[Dataset items]
--- Start ---

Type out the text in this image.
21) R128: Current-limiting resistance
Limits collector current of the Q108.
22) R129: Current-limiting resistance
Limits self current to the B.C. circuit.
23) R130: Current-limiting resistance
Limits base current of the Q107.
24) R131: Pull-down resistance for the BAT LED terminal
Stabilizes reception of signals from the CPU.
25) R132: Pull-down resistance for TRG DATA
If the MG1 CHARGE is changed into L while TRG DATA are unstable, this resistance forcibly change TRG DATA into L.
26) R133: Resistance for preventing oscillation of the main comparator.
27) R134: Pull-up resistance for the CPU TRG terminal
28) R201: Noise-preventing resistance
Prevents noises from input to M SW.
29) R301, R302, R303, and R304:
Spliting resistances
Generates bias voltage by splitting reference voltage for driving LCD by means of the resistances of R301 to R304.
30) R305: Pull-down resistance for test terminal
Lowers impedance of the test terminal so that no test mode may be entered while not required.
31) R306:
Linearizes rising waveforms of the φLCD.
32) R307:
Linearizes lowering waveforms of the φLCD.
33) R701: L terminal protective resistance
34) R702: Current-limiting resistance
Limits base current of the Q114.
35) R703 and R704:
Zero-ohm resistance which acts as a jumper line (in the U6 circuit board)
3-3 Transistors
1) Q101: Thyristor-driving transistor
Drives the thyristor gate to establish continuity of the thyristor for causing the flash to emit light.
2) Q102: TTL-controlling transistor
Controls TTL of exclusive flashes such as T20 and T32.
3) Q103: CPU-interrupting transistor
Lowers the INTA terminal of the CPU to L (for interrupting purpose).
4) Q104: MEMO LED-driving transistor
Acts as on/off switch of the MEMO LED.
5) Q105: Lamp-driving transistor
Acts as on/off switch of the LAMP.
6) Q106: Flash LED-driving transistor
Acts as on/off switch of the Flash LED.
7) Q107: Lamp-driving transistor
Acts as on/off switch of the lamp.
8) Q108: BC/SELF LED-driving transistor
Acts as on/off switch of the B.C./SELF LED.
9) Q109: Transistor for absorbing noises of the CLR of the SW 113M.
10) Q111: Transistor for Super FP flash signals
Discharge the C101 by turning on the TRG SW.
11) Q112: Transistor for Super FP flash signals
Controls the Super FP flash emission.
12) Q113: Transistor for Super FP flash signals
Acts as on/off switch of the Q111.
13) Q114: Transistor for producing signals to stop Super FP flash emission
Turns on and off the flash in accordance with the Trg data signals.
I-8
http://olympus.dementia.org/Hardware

--- End ---

▶ _Prompt_: Pull out every line of the records that includes the string "switch".

▶ _Written response_:
Acts as on/off switch of the MEMO LED.
Acts as on/off switch of the LAMP.
Acts as on/off switch of the Flash LED.
Acts as on/off switch of the lamp.
Acts as on/off switch of the B.C./SELF LED.
Acts as on/off switch of the Q111.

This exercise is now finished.